[Stored data]
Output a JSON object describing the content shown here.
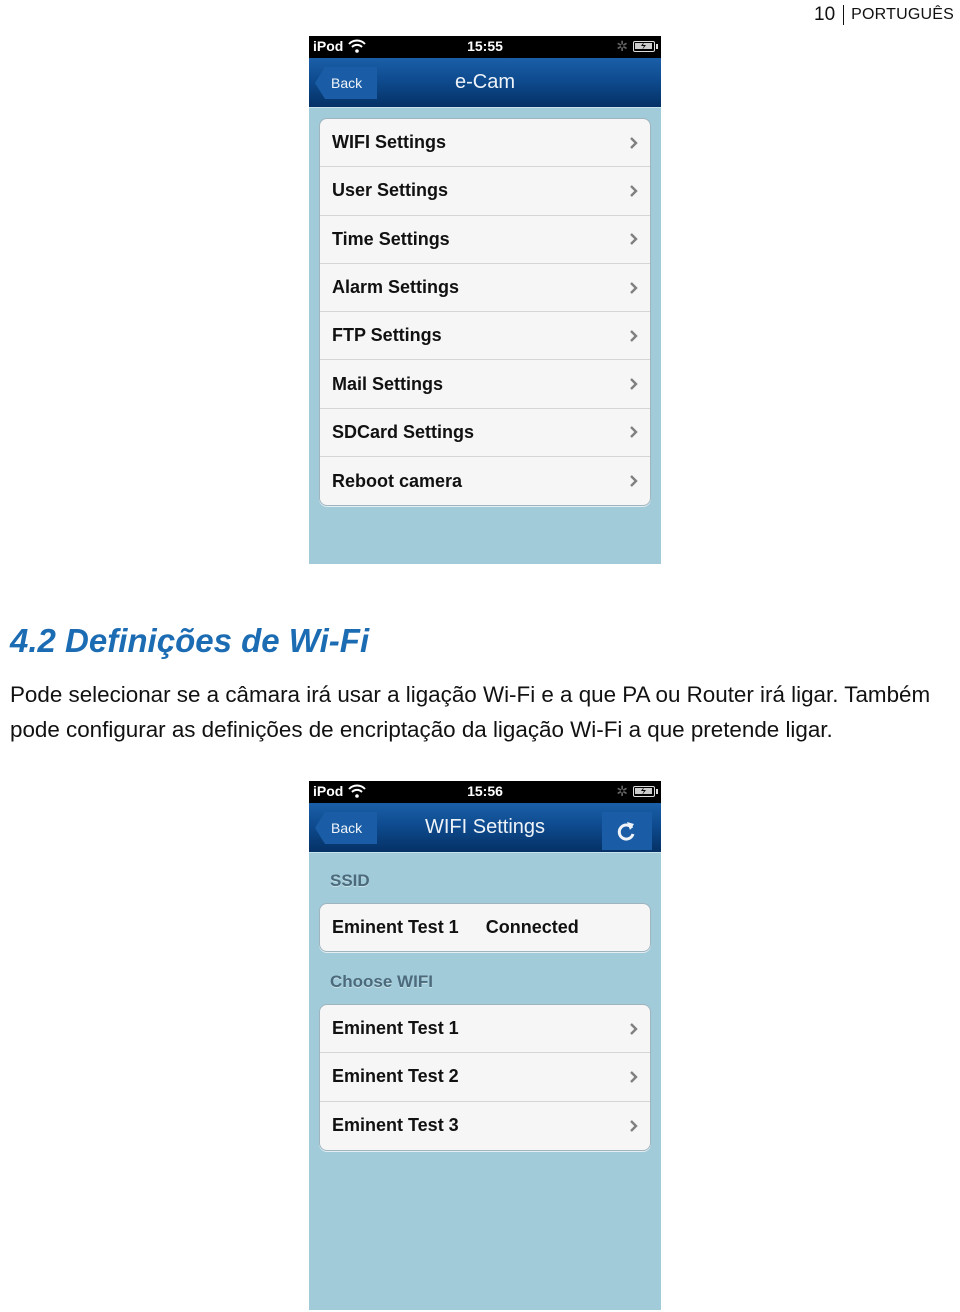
{
  "page_header": {
    "page_number": "10",
    "language": "PORTUGUÊS"
  },
  "screenshot_1": {
    "status_bar": {
      "carrier": "iPod",
      "time": "15:55",
      "icons": [
        "wifi-icon",
        "bluetooth-icon",
        "battery-charging-icon"
      ]
    },
    "nav_bar": {
      "back_label": "Back",
      "title": "e-Cam"
    },
    "menu_items": [
      {
        "label": "WIFI Settings"
      },
      {
        "label": "User Settings"
      },
      {
        "label": "Time Settings"
      },
      {
        "label": "Alarm Settings"
      },
      {
        "label": "FTP Settings"
      },
      {
        "label": "Mail Settings"
      },
      {
        "label": "SDCard Settings"
      },
      {
        "label": "Reboot camera"
      }
    ]
  },
  "section": {
    "heading": "4.2 Definições de Wi-Fi",
    "body": "Pode selecionar se a câmara irá usar a ligação Wi-Fi e a que PA ou Router irá ligar. Também pode configurar as definições de encriptação da ligação Wi-Fi a que pretende ligar."
  },
  "screenshot_2": {
    "status_bar": {
      "carrier": "iPod",
      "time": "15:56",
      "icons": [
        "wifi-icon",
        "bluetooth-icon",
        "battery-charging-icon"
      ]
    },
    "nav_bar": {
      "back_label": "Back",
      "title": "WIFI Settings",
      "refresh_icon": "refresh-icon"
    },
    "ssid_section": {
      "label": "SSID",
      "current_network": "Eminent Test 1",
      "status": "Connected"
    },
    "choose_section": {
      "label": "Choose WIFI",
      "networks": [
        {
          "label": "Eminent Test 1"
        },
        {
          "label": "Eminent Test 2"
        },
        {
          "label": "Eminent Test 3"
        }
      ]
    }
  },
  "colors": {
    "heading_blue": "#1c6cb4",
    "nav_blue": "#0e4b8f",
    "background_blue": "#a1cbd9"
  }
}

**The exercise:** Write out the records above exactly as they stand, leaving out every picture.

**Task output:**
Output a JSON object describing the content shown here.
{
  "page_header": {
    "page_number": "10",
    "language": "PORTUGUÊS"
  },
  "screenshot_1": {
    "status_bar": {
      "carrier": "iPod",
      "time": "15:55",
      "icons": [
        "wifi-icon",
        "bluetooth-icon",
        "battery-charging-icon"
      ]
    },
    "nav_bar": {
      "back_label": "Back",
      "title": "e-Cam"
    },
    "menu_items": [
      {
        "label": "WIFI Settings"
      },
      {
        "label": "User Settings"
      },
      {
        "label": "Time Settings"
      },
      {
        "label": "Alarm Settings"
      },
      {
        "label": "FTP Settings"
      },
      {
        "label": "Mail Settings"
      },
      {
        "label": "SDCard Settings"
      },
      {
        "label": "Reboot camera"
      }
    ]
  },
  "section": {
    "heading": "4.2 Definições de Wi-Fi",
    "body": "Pode selecionar se a câmara irá usar a ligação Wi-Fi e a que PA ou Router irá ligar. Também pode configurar as definições de encriptação da ligação Wi-Fi a que pretende ligar."
  },
  "screenshot_2": {
    "status_bar": {
      "carrier": "iPod",
      "time": "15:56",
      "icons": [
        "wifi-icon",
        "bluetooth-icon",
        "battery-charging-icon"
      ]
    },
    "nav_bar": {
      "back_label": "Back",
      "title": "WIFI Settings",
      "refresh_icon": "refresh-icon"
    },
    "ssid_section": {
      "label": "SSID",
      "current_network": "Eminent Test 1",
      "status": "Connected"
    },
    "choose_section": {
      "label": "Choose WIFI",
      "networks": [
        {
          "label": "Eminent Test 1"
        },
        {
          "label": "Eminent Test 2"
        },
        {
          "label": "Eminent Test 3"
        }
      ]
    }
  },
  "colors": {
    "heading_blue": "#1c6cb4",
    "nav_blue": "#0e4b8f",
    "background_blue": "#a1cbd9"
  }
}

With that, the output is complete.